Collected data entries
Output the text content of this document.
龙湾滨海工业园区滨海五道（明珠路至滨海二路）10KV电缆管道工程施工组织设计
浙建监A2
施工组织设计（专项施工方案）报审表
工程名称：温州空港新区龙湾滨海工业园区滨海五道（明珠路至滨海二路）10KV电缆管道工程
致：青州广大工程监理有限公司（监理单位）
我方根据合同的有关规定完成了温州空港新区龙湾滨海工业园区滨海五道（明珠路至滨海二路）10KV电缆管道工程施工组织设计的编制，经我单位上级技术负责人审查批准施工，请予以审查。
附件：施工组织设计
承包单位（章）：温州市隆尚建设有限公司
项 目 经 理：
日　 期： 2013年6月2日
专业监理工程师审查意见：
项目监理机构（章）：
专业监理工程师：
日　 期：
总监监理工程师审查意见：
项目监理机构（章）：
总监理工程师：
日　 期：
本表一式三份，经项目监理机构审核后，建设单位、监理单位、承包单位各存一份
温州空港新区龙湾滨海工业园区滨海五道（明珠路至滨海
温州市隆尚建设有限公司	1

§ **WRITTEN TASK**
Report all lines of the data that include the word "明珠路至滨海二路".

§ **TASK ANSWER**
龙湾滨海工业园区滨海五道（明珠路至滨海二路）10KV电缆管道工程施工组织设计
工程名称：温州空港新区龙湾滨海工业园区滨海五道（明珠路至滨海二路）10KV电缆管道工程
我方根据合同的有关规定完成了温州空港新区龙湾滨海工业园区滨海五道（明珠路至滨海二路）10KV电缆管道工程施工组织设计的编制，经我单位上级技术负责人审查批准施工，请予以审查。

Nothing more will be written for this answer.